# [WHAT THE TASK REQUIRES]
Transcribe the entries exactly; images are not part of the copy.

# [GIVEN DATA]

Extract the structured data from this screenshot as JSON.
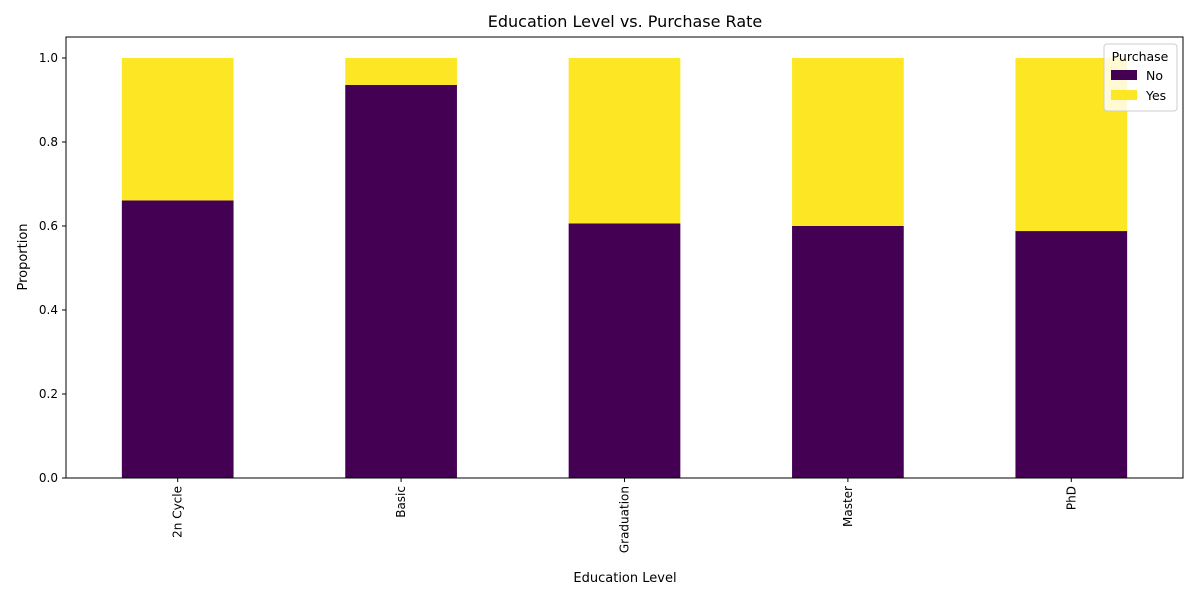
{
  "chart_data": {
    "type": "bar",
    "stacked": true,
    "title": "Education Level vs. Purchase Rate",
    "xlabel": "Education Level",
    "ylabel": "Proportion",
    "categories": [
      "2n Cycle",
      "Basic",
      "Graduation",
      "Master",
      "PhD"
    ],
    "series": [
      {
        "name": "No",
        "color": "#440154",
        "values": [
          0.661,
          0.936,
          0.606,
          0.6,
          0.588
        ]
      },
      {
        "name": "Yes",
        "color": "#fde725",
        "values": [
          0.339,
          0.064,
          0.394,
          0.4,
          0.412
        ]
      }
    ],
    "ylim": [
      0,
      1.05
    ],
    "yticks": [
      "0.0",
      "0.2",
      "0.4",
      "0.6",
      "0.8",
      "1.0"
    ],
    "legend": {
      "title": "Purchase",
      "placement": "top-right"
    },
    "grid": false
  }
}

# [SOLUTION FOR THIS EXERCISE]
Extract the structured data from this screenshot as JSON.
{
  "chart_data": {
    "type": "bar",
    "stacked": true,
    "title": "Education Level vs. Purchase Rate",
    "xlabel": "Education Level",
    "ylabel": "Proportion",
    "categories": [
      "2n Cycle",
      "Basic",
      "Graduation",
      "Master",
      "PhD"
    ],
    "series": [
      {
        "name": "No",
        "color": "#440154",
        "values": [
          0.661,
          0.936,
          0.606,
          0.6,
          0.588
        ]
      },
      {
        "name": "Yes",
        "color": "#fde725",
        "values": [
          0.339,
          0.064,
          0.394,
          0.4,
          0.412
        ]
      }
    ],
    "ylim": [
      0,
      1.05
    ],
    "yticks": [
      "0.0",
      "0.2",
      "0.4",
      "0.6",
      "0.8",
      "1.0"
    ],
    "legend": {
      "title": "Purchase",
      "placement": "top-right"
    },
    "grid": false
  }
}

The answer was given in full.